Examine the records and identify each line that includes the string "کربلای". Copy those lines.

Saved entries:
** Start **
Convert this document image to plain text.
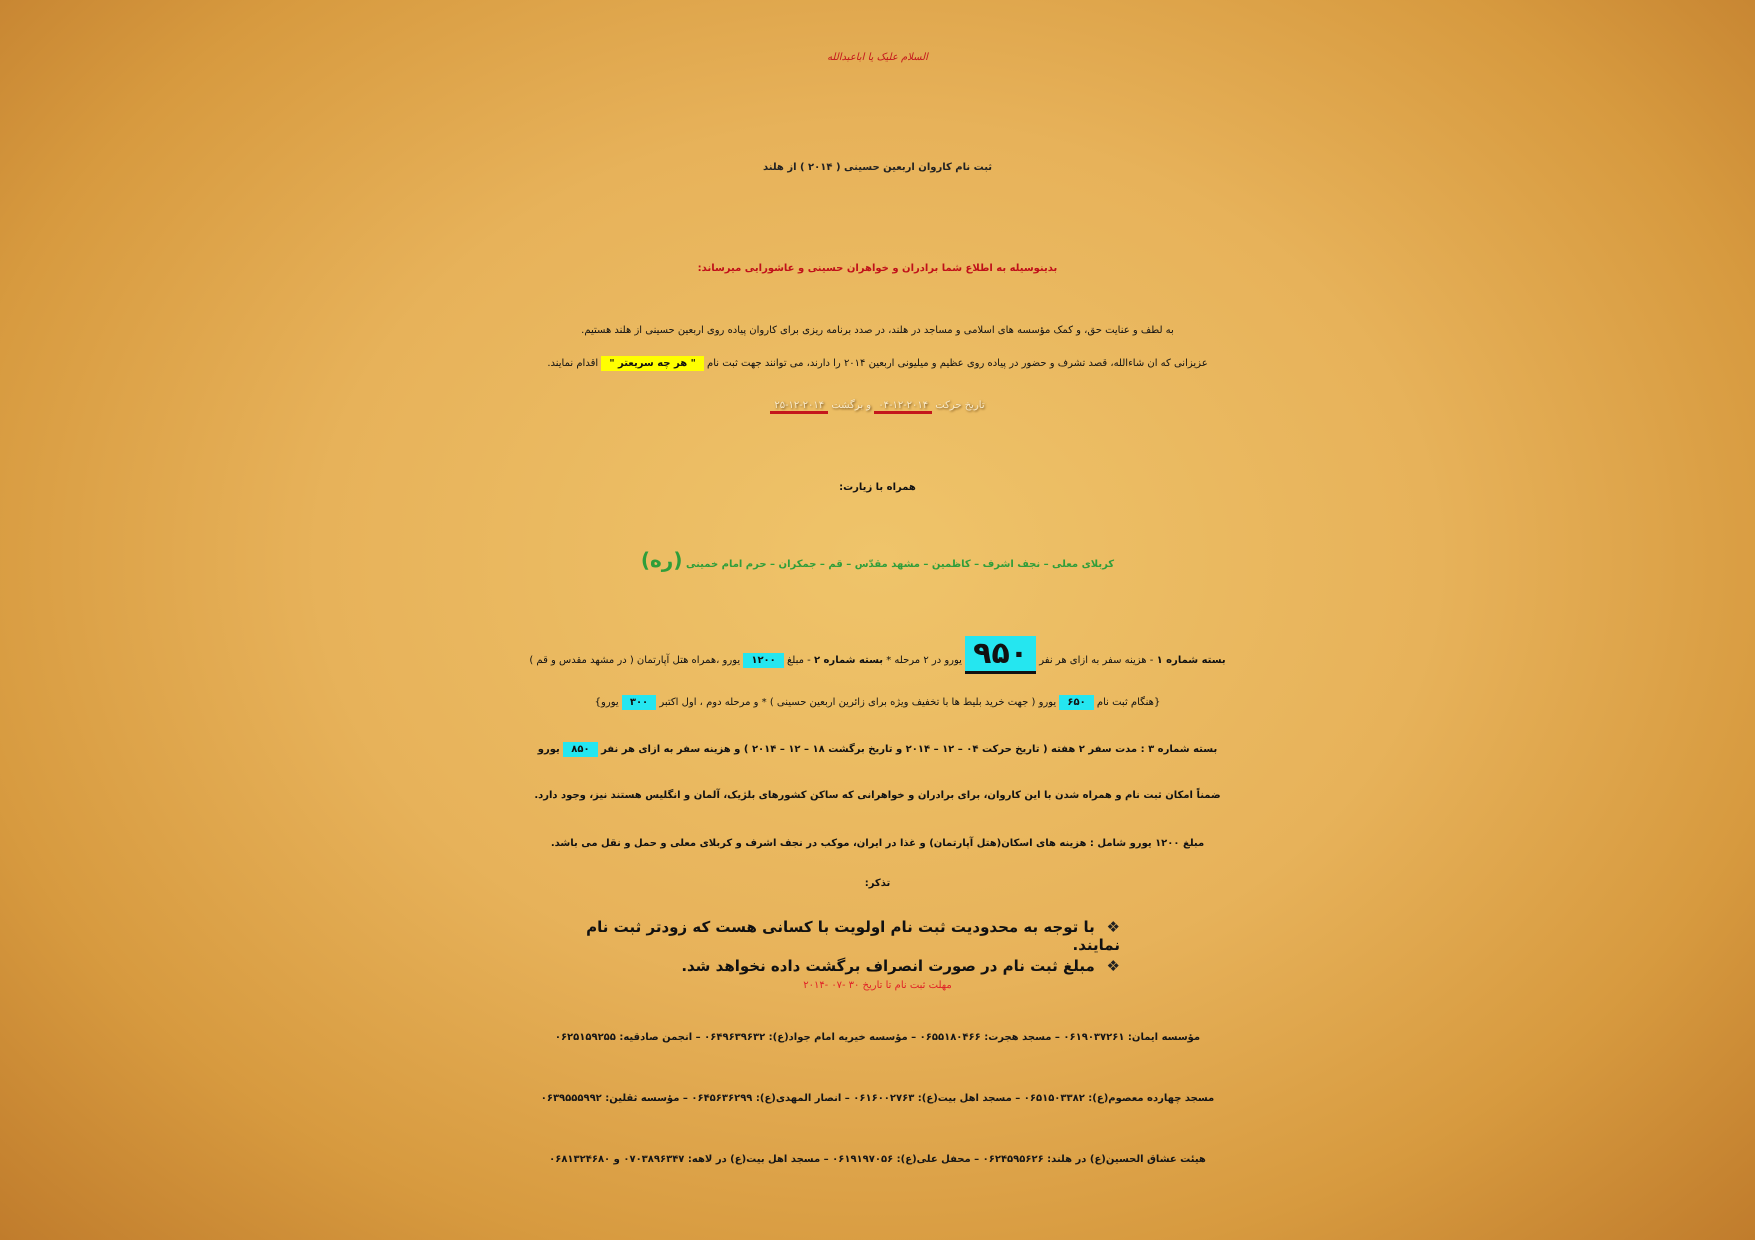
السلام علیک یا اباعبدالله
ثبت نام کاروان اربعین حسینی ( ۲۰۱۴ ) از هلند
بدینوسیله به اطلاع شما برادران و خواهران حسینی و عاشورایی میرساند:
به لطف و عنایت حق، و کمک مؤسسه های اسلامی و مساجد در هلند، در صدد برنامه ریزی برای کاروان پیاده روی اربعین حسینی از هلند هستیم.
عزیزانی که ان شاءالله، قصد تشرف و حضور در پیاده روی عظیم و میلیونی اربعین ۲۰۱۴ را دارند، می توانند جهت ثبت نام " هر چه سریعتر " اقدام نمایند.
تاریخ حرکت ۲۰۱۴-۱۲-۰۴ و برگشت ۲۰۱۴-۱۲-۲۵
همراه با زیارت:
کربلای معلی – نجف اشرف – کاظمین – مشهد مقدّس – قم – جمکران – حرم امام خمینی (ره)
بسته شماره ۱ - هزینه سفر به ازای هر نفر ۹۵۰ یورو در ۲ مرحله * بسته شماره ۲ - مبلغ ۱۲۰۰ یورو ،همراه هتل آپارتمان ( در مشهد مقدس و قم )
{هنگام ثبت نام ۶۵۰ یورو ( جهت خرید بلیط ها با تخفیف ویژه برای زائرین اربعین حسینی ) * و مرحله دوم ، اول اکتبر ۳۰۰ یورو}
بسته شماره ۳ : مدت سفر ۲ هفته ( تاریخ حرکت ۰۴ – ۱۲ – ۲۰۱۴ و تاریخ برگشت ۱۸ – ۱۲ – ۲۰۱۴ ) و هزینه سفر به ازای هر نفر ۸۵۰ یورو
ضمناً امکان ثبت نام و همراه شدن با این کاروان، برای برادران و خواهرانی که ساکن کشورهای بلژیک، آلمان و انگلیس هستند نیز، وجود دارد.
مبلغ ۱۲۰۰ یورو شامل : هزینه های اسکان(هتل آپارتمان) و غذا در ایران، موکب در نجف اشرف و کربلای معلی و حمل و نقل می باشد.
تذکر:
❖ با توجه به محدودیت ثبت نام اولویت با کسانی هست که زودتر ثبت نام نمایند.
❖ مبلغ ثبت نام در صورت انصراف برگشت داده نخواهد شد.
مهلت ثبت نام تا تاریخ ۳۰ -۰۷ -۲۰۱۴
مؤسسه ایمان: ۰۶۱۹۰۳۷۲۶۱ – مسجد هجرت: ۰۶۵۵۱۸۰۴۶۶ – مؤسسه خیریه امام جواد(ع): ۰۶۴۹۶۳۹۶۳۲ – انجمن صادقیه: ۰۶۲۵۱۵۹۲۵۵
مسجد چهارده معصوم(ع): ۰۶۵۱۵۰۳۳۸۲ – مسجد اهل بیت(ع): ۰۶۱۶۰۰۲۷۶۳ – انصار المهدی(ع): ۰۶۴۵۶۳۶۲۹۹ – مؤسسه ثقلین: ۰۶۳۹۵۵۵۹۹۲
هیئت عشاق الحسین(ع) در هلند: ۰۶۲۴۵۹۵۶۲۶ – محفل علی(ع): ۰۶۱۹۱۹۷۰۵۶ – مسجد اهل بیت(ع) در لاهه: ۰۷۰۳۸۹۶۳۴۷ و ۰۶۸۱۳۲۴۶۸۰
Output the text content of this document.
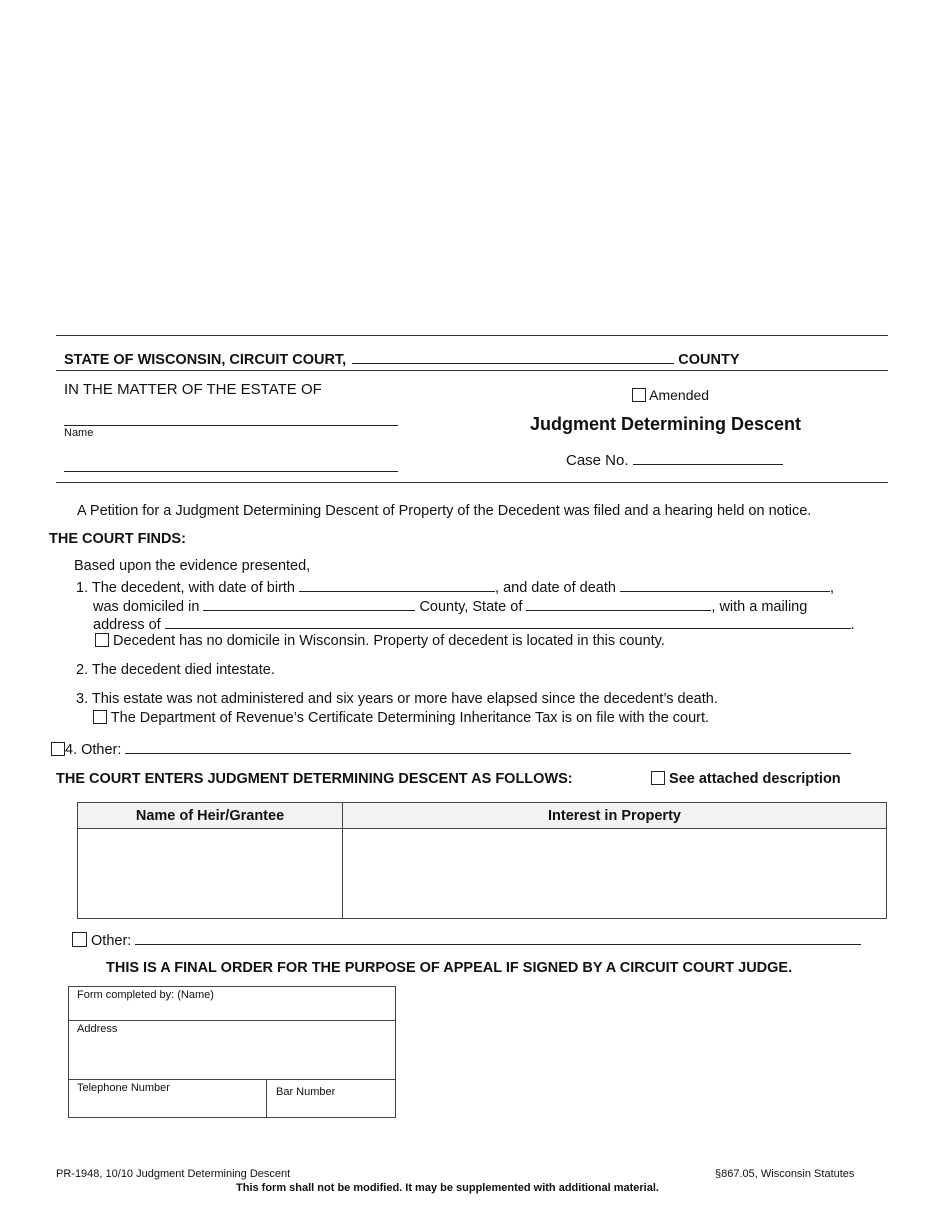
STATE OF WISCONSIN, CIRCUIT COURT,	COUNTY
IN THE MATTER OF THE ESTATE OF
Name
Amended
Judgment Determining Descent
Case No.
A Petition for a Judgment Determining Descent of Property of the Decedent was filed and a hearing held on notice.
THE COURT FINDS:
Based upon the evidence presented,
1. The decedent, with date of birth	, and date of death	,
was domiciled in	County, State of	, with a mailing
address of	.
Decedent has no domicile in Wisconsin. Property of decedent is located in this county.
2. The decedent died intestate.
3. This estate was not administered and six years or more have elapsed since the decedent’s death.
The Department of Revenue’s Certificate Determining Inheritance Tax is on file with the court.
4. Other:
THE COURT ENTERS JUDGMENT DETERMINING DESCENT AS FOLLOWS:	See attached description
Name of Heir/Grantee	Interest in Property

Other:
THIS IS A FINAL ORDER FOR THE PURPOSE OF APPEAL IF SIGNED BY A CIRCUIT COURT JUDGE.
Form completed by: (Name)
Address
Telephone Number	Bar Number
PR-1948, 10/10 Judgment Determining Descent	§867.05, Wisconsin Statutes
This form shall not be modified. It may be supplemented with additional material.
** End **
** Start **
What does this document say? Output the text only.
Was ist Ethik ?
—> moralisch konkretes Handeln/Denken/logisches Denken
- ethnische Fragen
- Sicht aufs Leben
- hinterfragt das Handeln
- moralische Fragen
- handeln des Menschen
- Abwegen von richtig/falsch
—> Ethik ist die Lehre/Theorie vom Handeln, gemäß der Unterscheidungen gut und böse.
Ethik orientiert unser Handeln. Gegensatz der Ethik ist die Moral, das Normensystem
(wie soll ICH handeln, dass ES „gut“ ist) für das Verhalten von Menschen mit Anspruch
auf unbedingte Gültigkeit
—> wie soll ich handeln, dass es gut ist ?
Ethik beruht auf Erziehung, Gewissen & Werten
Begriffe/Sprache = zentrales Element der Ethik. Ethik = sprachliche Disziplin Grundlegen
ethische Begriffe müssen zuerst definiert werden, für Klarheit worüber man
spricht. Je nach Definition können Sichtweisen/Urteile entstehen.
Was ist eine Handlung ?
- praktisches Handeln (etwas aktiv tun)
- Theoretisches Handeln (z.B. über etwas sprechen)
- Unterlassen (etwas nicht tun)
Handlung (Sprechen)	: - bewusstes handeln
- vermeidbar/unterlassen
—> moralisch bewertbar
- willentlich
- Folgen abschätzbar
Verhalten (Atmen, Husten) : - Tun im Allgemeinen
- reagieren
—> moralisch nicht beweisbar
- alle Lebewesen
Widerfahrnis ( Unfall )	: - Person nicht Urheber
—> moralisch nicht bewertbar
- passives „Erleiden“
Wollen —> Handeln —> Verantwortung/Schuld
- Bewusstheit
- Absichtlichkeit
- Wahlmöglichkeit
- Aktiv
** End **
** Start **
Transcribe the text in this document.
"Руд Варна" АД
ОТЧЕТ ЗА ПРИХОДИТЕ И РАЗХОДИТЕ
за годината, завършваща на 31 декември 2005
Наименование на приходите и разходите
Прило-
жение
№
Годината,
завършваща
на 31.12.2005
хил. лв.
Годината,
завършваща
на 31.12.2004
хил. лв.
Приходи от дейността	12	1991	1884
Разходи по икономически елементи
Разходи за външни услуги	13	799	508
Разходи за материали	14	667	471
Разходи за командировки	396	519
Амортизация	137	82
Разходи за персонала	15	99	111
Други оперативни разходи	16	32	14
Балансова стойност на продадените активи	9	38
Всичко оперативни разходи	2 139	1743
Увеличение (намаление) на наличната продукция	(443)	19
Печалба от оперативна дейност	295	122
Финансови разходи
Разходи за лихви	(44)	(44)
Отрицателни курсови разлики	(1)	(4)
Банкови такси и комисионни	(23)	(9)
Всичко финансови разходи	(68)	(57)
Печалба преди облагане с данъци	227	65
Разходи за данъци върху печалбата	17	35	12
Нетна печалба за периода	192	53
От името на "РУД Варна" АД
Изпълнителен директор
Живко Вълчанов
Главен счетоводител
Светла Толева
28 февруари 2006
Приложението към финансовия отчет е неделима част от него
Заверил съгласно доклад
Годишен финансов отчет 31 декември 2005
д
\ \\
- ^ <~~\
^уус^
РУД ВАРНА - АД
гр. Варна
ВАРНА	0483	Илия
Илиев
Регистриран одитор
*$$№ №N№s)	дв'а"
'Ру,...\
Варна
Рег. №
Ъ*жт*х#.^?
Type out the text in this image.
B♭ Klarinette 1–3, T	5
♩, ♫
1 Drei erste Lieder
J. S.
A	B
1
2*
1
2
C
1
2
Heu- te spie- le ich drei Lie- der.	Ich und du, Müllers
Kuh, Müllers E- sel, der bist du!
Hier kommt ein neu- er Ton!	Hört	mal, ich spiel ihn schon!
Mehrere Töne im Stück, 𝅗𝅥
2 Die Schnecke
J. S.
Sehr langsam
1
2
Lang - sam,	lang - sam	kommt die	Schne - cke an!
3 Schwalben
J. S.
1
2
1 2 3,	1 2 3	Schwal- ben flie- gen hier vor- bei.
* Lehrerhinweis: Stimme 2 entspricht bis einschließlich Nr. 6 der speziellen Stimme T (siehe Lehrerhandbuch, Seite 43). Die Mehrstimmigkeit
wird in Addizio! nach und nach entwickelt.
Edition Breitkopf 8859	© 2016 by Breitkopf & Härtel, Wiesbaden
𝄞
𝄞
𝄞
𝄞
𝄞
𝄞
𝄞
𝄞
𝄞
** End **
**COMPLETE ANSWER:**
کربلای معلی – نجف اشرف – کاظمین – مشهد مقدّس – قم – جمکران – حرم امام خمینی (ره)
مبلغ ۱۲۰۰ یورو شامل : هزینه های اسکان(هتل آپارتمان) و غذا در ایران، موکب در نجف اشرف و کربلای معلی و حمل و نقل می باشد.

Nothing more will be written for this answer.